======== THE DATA
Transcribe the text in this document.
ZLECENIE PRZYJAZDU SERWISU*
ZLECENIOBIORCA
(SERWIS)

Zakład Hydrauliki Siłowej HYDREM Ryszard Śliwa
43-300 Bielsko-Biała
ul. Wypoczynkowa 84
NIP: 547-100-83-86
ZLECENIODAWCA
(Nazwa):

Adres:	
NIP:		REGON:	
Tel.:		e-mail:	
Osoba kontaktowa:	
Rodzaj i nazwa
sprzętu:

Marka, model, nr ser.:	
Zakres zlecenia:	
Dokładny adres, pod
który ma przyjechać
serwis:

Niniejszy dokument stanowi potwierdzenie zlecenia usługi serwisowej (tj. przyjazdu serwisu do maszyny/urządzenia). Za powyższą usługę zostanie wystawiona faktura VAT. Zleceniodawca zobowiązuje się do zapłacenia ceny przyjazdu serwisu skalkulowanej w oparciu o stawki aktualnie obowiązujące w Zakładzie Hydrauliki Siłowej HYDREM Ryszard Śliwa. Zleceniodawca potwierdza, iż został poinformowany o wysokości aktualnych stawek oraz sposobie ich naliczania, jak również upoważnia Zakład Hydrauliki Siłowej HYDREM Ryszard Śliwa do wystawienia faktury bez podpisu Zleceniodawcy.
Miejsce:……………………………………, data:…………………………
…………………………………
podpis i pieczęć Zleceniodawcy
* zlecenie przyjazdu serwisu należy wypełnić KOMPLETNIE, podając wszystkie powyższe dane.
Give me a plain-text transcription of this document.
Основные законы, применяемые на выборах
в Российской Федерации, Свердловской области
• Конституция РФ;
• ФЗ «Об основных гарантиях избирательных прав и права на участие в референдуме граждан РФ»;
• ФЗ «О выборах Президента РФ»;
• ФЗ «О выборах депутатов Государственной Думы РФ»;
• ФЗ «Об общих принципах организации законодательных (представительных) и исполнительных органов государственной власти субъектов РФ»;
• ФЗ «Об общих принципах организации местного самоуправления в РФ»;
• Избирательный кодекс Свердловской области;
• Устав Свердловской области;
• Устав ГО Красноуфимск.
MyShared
================
** TASK INSTRUCTIONS **
Print exactly the lines from the one with "Give me a plain-text" through the end of the data, inclusive.

** RESULT **
Give me a plain-text transcription of this document.
Основные законы, применяемые на выборах
в Российской Федерации, Свердловской области
• Конституция РФ;
• ФЗ «Об основных гарантиях избирательных прав и права на участие в референдуме граждан РФ»;
• ФЗ «О выборах Президента РФ»;
• ФЗ «О выборах депутатов Государственной Думы РФ»;
• ФЗ «Об общих принципах организации законодательных (представительных) и исполнительных органов государственной власти субъектов РФ»;
• ФЗ «Об общих принципах организации местного самоуправления в РФ»;
• Избирательный кодекс Свердловской области;
• Устав Свердловской области;
• Устав ГО Красноуфимск.
MyShared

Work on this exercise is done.